(Items from a dataset)
◇ ◇ ◇

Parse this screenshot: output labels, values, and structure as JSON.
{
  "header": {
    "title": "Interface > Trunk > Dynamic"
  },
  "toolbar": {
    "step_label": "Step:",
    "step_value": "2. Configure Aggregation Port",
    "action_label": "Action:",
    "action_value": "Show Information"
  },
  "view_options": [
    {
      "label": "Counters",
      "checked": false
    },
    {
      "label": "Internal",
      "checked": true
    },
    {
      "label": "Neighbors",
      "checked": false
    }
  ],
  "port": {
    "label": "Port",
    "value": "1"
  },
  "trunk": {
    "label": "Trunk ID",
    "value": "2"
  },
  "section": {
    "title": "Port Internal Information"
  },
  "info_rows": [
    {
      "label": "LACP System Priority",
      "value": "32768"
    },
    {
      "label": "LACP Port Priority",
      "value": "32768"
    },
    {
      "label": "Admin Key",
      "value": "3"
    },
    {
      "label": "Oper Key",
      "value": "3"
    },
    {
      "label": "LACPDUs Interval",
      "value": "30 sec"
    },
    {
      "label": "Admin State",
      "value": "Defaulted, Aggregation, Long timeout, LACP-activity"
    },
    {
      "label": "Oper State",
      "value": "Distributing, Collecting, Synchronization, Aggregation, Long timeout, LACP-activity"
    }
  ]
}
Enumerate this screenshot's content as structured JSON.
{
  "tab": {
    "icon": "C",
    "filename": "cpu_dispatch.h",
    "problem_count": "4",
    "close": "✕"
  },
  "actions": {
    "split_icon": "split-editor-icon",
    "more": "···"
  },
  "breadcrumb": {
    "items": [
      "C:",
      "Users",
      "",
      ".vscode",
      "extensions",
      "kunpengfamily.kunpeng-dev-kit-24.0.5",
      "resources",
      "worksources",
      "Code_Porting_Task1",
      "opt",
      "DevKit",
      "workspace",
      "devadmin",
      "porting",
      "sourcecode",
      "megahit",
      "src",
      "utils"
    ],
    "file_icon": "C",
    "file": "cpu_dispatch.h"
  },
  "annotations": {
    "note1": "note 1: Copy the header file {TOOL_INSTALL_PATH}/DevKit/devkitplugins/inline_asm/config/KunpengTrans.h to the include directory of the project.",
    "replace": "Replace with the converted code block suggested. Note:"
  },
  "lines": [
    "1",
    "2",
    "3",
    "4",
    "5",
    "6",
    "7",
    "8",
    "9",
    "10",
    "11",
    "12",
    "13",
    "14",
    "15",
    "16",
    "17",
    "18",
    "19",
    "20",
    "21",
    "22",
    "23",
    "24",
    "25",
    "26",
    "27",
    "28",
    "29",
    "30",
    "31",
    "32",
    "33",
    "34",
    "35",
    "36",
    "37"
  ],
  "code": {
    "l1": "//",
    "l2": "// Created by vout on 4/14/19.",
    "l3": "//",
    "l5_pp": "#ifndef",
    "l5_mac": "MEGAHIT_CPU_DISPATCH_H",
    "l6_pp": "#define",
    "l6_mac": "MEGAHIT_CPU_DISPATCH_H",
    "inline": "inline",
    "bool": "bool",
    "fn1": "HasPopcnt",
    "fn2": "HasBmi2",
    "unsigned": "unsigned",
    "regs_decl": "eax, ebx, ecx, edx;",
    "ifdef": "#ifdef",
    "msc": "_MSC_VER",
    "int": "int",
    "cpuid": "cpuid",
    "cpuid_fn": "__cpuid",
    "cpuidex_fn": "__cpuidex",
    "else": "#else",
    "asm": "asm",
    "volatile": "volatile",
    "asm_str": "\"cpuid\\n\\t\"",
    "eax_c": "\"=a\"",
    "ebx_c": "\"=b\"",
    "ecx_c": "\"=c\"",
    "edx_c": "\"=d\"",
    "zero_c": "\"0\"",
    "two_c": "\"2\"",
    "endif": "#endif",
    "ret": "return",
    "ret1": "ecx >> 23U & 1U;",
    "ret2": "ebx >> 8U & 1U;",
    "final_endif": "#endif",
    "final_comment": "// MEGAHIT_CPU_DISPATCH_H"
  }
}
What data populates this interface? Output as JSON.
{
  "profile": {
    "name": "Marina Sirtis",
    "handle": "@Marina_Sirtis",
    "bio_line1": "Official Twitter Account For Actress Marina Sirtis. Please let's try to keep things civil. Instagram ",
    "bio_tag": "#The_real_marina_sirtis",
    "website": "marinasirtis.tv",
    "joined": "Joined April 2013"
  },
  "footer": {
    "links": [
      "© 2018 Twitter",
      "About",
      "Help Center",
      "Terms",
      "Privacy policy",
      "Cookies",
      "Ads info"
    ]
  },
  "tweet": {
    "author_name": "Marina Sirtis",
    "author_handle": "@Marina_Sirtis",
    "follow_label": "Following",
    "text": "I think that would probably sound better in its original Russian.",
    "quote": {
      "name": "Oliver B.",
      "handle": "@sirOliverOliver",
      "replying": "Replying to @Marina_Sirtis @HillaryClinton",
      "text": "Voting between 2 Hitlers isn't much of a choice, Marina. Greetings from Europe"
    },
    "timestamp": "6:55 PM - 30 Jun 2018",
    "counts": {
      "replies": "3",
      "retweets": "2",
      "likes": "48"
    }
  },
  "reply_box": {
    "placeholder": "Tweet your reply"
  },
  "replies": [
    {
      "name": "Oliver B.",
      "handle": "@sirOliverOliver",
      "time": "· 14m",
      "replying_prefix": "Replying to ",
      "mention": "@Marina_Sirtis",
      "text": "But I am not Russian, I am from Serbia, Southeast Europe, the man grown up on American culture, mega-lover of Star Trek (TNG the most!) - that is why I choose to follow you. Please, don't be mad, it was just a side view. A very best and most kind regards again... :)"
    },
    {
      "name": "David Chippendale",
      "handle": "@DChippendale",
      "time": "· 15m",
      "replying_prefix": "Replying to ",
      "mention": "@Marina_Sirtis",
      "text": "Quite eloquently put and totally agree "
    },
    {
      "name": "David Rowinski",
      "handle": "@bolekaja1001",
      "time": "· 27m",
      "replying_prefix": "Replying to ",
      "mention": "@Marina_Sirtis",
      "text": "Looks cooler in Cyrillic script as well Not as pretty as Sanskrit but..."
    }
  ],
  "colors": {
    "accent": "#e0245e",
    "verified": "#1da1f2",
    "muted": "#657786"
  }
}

◇ ◇ ◇

_REQUEST_. Take the listing above and write it out again exactly.

_OUTPUT FOR THIS EXERCISE_.
Parse this screenshot: output labels, values, and structure as JSON.
{
  "header": {
    "title": "Interface > Trunk > Dynamic"
  },
  "toolbar": {
    "step_label": "Step:",
    "step_value": "2. Configure Aggregation Port",
    "action_label": "Action:",
    "action_value": "Show Information"
  },
  "view_options": [
    {
      "label": "Counters",
      "checked": false
    },
    {
      "label": "Internal",
      "checked": true
    },
    {
      "label": "Neighbors",
      "checked": false
    }
  ],
  "port": {
    "label": "Port",
    "value": "1"
  },
  "trunk": {
    "label": "Trunk ID",
    "value": "2"
  },
  "section": {
    "title": "Port Internal Information"
  },
  "info_rows": [
    {
      "label": "LACP System Priority",
      "value": "32768"
    },
    {
      "label": "LACP Port Priority",
      "value": "32768"
    },
    {
      "label": "Admin Key",
      "value": "3"
    },
    {
      "label": "Oper Key",
      "value": "3"
    },
    {
      "label": "LACPDUs Interval",
      "value": "30 sec"
    },
    {
      "label": "Admin State",
      "value": "Defaulted, Aggregation, Long timeout, LACP-activity"
    },
    {
      "label": "Oper State",
      "value": "Distributing, Collecting, Synchronization, Aggregation, Long timeout, LACP-activity"
    }
  ]
}
Enumerate this screenshot's content as structured JSON.
{
  "tab": {
    "icon": "C",
    "filename": "cpu_dispatch.h",
    "problem_count": "4",
    "close": "✕"
  },
  "actions": {
    "split_icon": "split-editor-icon",
    "more": "···"
  },
  "breadcrumb": {
    "items": [
      "C:",
      "Users",
      "",
      ".vscode",
      "extensions",
      "kunpengfamily.kunpeng-dev-kit-24.0.5",
      "resources",
      "worksources",
      "Code_Porting_Task1",
      "opt",
      "DevKit",
      "workspace",
      "devadmin",
      "porting",
      "sourcecode",
      "megahit",
      "src",
      "utils"
    ],
    "file_icon": "C",
    "file": "cpu_dispatch.h"
  },
  "annotations": {
    "note1": "note 1: Copy the header file {TOOL_INSTALL_PATH}/DevKit/devkitplugins/inline_asm/config/KunpengTrans.h to the include directory of the project.",
    "replace": "Replace with the converted code block suggested. Note:"
  },
  "lines": [
    "1",
    "2",
    "3",
    "4",
    "5",
    "6",
    "7",
    "8",
    "9",
    "10",
    "11",
    "12",
    "13",
    "14",
    "15",
    "16",
    "17",
    "18",
    "19",
    "20",
    "21",
    "22",
    "23",
    "24",
    "25",
    "26",
    "27",
    "28",
    "29",
    "30",
    "31",
    "32",
    "33",
    "34",
    "35",
    "36",
    "37"
  ],
  "code": {
    "l1": "//",
    "l2": "// Created by vout on 4/14/19.",
    "l3": "//",
    "l5_pp": "#ifndef",
    "l5_mac": "MEGAHIT_CPU_DISPATCH_H",
    "l6_pp": "#define",
    "l6_mac": "MEGAHIT_CPU_DISPATCH_H",
    "inline": "inline",
    "bool": "bool",
    "fn1": "HasPopcnt",
    "fn2": "HasBmi2",
    "unsigned": "unsigned",
    "regs_decl": "eax, ebx, ecx, edx;",
    "ifdef": "#ifdef",
    "msc": "_MSC_VER",
    "int": "int",
    "cpuid": "cpuid",
    "cpuid_fn": "__cpuid",
    "cpuidex_fn": "__cpuidex",
    "else": "#else",
    "asm": "asm",
    "volatile": "volatile",
    "asm_str": "\"cpuid\\n\\t\"",
    "eax_c": "\"=a\"",
    "ebx_c": "\"=b\"",
    "ecx_c": "\"=c\"",
    "edx_c": "\"=d\"",
    "zero_c": "\"0\"",
    "two_c": "\"2\"",
    "endif": "#endif",
    "ret": "return",
    "ret1": "ecx >> 23U & 1U;",
    "ret2": "ebx >> 8U & 1U;",
    "final_endif": "#endif",
    "final_comment": "// MEGAHIT_CPU_DISPATCH_H"
  }
}
What data populates this interface? Output as JSON.
{
  "profile": {
    "name": "Marina Sirtis",
    "handle": "@Marina_Sirtis",
    "bio_line1": "Official Twitter Account For Actress Marina Sirtis. Please let's try to keep things civil. Instagram ",
    "bio_tag": "#The_real_marina_sirtis",
    "website": "marinasirtis.tv",
    "joined": "Joined April 2013"
  },
  "footer": {
    "links": [
      "© 2018 Twitter",
      "About",
      "Help Center",
      "Terms",
      "Privacy policy",
      "Cookies",
      "Ads info"
    ]
  },
  "tweet": {
    "author_name": "Marina Sirtis",
    "author_handle": "@Marina_Sirtis",
    "follow_label": "Following",
    "text": "I think that would probably sound better in its original Russian.",
    "quote": {
      "name": "Oliver B.",
      "handle": "@sirOliverOliver",
      "replying": "Replying to @Marina_Sirtis @HillaryClinton",
      "text": "Voting between 2 Hitlers isn't much of a choice, Marina. Greetings from Europe"
    },
    "timestamp": "6:55 PM - 30 Jun 2018",
    "counts": {
      "replies": "3",
      "retweets": "2",
      "likes": "48"
    }
  },
  "reply_box": {
    "placeholder": "Tweet your reply"
  },
  "replies": [
    {
      "name": "Oliver B.",
      "handle": "@sirOliverOliver",
      "time": "· 14m",
      "replying_prefix": "Replying to ",
      "mention": "@Marina_Sirtis",
      "text": "But I am not Russian, I am from Serbia, Southeast Europe, the man grown up on American culture, mega-lover of Star Trek (TNG the most!) - that is why I choose to follow you. Please, don't be mad, it was just a side view. A very best and most kind regards again... :)"
    },
    {
      "name": "David Chippendale",
      "handle": "@DChippendale",
      "time": "· 15m",
      "replying_prefix": "Replying to ",
      "mention": "@Marina_Sirtis",
      "text": "Quite eloquently put and totally agree "
    },
    {
      "name": "David Rowinski",
      "handle": "@bolekaja1001",
      "time": "· 27m",
      "replying_prefix": "Replying to ",
      "mention": "@Marina_Sirtis",
      "text": "Looks cooler in Cyrillic script as well Not as pretty as Sanskrit but..."
    }
  ],
  "colors": {
    "accent": "#e0245e",
    "verified": "#1da1f2",
    "muted": "#657786"
  }
}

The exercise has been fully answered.